**What you will do**
Copy every line of the material below word for word.
- - - -
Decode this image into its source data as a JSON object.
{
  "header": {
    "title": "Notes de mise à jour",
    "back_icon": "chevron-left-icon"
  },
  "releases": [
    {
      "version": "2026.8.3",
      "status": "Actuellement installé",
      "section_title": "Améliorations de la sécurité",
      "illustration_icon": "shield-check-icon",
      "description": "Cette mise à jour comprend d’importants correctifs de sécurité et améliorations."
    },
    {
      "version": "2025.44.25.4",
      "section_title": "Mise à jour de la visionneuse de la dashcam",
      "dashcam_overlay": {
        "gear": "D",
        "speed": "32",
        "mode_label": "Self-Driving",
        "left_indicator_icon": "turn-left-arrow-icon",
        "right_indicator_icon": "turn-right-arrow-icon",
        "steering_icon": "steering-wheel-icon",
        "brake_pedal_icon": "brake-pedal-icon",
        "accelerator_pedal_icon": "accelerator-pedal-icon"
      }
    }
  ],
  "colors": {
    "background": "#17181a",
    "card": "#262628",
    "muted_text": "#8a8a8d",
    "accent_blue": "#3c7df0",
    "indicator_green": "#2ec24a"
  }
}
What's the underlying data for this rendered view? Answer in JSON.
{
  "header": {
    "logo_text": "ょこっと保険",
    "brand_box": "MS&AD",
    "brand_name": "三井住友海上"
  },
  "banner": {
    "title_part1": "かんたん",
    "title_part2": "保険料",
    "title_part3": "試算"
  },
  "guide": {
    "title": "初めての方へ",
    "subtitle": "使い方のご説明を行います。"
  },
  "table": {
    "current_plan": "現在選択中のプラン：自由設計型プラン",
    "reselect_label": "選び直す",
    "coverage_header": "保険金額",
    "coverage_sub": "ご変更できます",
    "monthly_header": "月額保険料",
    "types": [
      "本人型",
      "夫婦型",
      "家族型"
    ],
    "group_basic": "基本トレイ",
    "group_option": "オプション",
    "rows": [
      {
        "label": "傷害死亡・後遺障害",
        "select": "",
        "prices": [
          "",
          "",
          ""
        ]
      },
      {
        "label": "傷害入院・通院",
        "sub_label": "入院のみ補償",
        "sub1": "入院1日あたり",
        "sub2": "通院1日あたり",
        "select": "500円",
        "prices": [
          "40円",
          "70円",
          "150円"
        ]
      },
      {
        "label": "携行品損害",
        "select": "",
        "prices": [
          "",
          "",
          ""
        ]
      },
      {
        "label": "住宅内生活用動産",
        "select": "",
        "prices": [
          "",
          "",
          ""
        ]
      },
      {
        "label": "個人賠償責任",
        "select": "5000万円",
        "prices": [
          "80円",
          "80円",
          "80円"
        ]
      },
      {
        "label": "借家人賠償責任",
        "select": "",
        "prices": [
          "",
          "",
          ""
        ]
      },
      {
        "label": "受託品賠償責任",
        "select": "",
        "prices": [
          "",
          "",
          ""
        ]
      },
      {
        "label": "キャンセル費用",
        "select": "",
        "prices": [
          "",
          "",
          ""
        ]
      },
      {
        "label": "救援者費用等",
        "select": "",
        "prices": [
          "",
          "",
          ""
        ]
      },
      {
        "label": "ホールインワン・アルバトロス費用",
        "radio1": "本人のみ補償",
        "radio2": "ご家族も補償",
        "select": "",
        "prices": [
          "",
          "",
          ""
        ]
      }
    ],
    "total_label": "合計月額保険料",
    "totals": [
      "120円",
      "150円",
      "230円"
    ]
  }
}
- - - -
**Final result**
Decode this image into its source data as a JSON object.
{
  "header": {
    "title": "Notes de mise à jour",
    "back_icon": "chevron-left-icon"
  },
  "releases": [
    {
      "version": "2026.8.3",
      "status": "Actuellement installé",
      "section_title": "Améliorations de la sécurité",
      "illustration_icon": "shield-check-icon",
      "description": "Cette mise à jour comprend d’importants correctifs de sécurité et améliorations."
    },
    {
      "version": "2025.44.25.4",
      "section_title": "Mise à jour de la visionneuse de la dashcam",
      "dashcam_overlay": {
        "gear": "D",
        "speed": "32",
        "mode_label": "Self-Driving",
        "left_indicator_icon": "turn-left-arrow-icon",
        "right_indicator_icon": "turn-right-arrow-icon",
        "steering_icon": "steering-wheel-icon",
        "brake_pedal_icon": "brake-pedal-icon",
        "accelerator_pedal_icon": "accelerator-pedal-icon"
      }
    }
  ],
  "colors": {
    "background": "#17181a",
    "card": "#262628",
    "muted_text": "#8a8a8d",
    "accent_blue": "#3c7df0",
    "indicator_green": "#2ec24a"
  }
}
What's the underlying data for this rendered view? Answer in JSON.
{
  "header": {
    "logo_text": "ょこっと保険",
    "brand_box": "MS&AD",
    "brand_name": "三井住友海上"
  },
  "banner": {
    "title_part1": "かんたん",
    "title_part2": "保険料",
    "title_part3": "試算"
  },
  "guide": {
    "title": "初めての方へ",
    "subtitle": "使い方のご説明を行います。"
  },
  "table": {
    "current_plan": "現在選択中のプラン：自由設計型プラン",
    "reselect_label": "選び直す",
    "coverage_header": "保険金額",
    "coverage_sub": "ご変更できます",
    "monthly_header": "月額保険料",
    "types": [
      "本人型",
      "夫婦型",
      "家族型"
    ],
    "group_basic": "基本トレイ",
    "group_option": "オプション",
    "rows": [
      {
        "label": "傷害死亡・後遺障害",
        "select": "",
        "prices": [
          "",
          "",
          ""
        ]
      },
      {
        "label": "傷害入院・通院",
        "sub_label": "入院のみ補償",
        "sub1": "入院1日あたり",
        "sub2": "通院1日あたり",
        "select": "500円",
        "prices": [
          "40円",
          "70円",
          "150円"
        ]
      },
      {
        "label": "携行品損害",
        "select": "",
        "prices": [
          "",
          "",
          ""
        ]
      },
      {
        "label": "住宅内生活用動産",
        "select": "",
        "prices": [
          "",
          "",
          ""
        ]
      },
      {
        "label": "個人賠償責任",
        "select": "5000万円",
        "prices": [
          "80円",
          "80円",
          "80円"
        ]
      },
      {
        "label": "借家人賠償責任",
        "select": "",
        "prices": [
          "",
          "",
          ""
        ]
      },
      {
        "label": "受託品賠償責任",
        "select": "",
        "prices": [
          "",
          "",
          ""
        ]
      },
      {
        "label": "キャンセル費用",
        "select": "",
        "prices": [
          "",
          "",
          ""
        ]
      },
      {
        "label": "救援者費用等",
        "select": "",
        "prices": [
          "",
          "",
          ""
        ]
      },
      {
        "label": "ホールインワン・アルバトロス費用",
        "radio1": "本人のみ補償",
        "radio2": "ご家族も補償",
        "select": "",
        "prices": [
          "",
          "",
          ""
        ]
      }
    ],
    "total_label": "合計月額保険料",
    "totals": [
      "120円",
      "150円",
      "230円"
    ]
  }
}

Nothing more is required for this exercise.